(GIVEN INSTRUCTION) Report every line in the listing below where the string "Indicador" shows up.

(WORKING DATA)
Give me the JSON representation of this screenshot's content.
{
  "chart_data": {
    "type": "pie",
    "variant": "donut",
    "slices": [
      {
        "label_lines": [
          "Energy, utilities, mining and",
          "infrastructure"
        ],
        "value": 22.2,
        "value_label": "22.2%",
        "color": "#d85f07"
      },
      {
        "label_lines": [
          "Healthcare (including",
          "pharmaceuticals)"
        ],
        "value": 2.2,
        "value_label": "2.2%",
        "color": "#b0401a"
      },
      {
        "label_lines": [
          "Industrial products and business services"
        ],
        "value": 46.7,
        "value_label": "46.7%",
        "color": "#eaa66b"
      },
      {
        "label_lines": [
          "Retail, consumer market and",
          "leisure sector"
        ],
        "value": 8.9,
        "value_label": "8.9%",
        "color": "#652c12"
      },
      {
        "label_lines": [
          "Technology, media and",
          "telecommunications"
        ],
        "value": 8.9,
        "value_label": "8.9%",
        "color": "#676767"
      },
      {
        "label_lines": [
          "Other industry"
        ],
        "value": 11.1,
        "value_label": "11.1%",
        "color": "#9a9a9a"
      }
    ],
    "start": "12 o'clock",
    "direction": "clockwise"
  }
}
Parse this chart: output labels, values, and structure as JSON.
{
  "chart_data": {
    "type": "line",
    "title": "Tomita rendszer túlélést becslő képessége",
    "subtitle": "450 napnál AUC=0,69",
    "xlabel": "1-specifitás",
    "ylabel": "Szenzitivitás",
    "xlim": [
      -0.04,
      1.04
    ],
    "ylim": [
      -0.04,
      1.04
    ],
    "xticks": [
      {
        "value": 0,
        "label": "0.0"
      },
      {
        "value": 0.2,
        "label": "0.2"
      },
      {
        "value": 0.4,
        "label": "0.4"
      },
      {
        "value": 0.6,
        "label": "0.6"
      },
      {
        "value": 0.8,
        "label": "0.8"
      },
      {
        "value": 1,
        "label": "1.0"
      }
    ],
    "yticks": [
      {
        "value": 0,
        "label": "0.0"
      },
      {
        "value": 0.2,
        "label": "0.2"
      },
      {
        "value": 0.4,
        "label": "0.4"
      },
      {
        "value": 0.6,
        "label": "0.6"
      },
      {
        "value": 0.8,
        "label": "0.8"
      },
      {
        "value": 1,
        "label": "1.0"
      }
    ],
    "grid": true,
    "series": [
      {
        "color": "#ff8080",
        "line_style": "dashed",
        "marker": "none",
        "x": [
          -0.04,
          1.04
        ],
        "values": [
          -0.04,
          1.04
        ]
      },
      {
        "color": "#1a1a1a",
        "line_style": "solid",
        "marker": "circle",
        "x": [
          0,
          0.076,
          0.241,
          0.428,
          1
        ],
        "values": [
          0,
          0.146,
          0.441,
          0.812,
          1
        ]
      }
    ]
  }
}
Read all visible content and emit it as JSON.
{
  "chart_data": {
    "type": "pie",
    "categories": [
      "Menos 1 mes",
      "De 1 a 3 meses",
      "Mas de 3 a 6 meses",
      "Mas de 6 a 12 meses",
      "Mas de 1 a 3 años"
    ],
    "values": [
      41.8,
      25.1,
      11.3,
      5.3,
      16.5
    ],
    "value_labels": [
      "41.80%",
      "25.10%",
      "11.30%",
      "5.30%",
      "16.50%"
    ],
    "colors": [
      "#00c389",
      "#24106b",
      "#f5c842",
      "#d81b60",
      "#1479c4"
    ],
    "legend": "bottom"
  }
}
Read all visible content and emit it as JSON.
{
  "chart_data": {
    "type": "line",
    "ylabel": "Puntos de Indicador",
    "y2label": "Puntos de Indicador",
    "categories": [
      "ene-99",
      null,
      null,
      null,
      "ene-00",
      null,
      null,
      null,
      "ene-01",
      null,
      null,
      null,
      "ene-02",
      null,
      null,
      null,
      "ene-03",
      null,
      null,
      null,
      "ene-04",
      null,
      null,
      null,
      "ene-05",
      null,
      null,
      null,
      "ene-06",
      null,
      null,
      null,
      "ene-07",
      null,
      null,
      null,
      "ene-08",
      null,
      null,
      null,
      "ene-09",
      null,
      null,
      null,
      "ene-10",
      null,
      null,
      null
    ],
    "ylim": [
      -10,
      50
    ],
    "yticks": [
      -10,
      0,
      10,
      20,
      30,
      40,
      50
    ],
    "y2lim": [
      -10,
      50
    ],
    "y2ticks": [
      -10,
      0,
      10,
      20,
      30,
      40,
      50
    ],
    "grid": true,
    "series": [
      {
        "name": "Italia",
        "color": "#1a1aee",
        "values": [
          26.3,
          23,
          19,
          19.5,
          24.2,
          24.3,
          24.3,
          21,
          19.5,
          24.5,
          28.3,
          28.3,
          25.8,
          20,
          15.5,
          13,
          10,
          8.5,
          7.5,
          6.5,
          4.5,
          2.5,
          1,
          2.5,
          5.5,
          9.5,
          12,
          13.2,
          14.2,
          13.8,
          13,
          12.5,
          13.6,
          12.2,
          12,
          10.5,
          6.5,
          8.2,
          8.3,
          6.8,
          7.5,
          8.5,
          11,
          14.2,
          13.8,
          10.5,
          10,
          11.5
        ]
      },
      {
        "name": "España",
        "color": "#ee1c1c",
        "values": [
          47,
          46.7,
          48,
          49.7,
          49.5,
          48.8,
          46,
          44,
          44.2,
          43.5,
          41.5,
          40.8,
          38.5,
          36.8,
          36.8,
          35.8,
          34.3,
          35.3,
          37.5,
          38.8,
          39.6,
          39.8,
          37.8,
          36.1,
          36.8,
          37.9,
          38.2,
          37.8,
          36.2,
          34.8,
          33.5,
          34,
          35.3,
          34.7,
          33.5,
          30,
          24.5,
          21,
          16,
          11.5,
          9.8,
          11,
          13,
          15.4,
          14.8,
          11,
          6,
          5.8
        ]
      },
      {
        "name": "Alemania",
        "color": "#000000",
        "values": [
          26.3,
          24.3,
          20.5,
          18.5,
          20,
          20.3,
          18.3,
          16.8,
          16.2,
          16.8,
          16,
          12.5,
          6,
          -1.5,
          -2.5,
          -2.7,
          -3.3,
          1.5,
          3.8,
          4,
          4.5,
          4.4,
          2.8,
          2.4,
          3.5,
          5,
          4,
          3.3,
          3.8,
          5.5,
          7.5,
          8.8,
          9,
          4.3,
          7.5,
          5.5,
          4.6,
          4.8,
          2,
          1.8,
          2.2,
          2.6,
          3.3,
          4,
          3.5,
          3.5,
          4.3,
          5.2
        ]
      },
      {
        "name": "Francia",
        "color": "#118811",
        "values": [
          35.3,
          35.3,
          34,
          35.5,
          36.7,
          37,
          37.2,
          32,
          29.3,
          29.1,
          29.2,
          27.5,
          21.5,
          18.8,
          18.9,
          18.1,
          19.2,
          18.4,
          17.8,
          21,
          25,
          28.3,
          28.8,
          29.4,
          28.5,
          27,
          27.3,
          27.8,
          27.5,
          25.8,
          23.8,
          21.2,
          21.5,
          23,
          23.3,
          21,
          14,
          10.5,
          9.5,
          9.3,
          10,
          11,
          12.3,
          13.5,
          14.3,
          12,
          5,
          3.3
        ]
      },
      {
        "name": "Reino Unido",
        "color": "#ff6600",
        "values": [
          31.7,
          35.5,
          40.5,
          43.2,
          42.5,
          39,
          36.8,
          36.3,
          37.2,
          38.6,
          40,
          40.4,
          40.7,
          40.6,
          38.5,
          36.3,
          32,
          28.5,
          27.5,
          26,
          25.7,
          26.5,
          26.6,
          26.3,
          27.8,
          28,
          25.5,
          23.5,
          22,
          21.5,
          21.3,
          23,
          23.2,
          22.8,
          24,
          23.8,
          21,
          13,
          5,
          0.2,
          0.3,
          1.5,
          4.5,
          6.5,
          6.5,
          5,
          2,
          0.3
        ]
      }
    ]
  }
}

(RESULT FOR THIS EXERCISE)
    "ylabel": "Puntos de Indicador",
    "y2label": "Puntos de Indicador",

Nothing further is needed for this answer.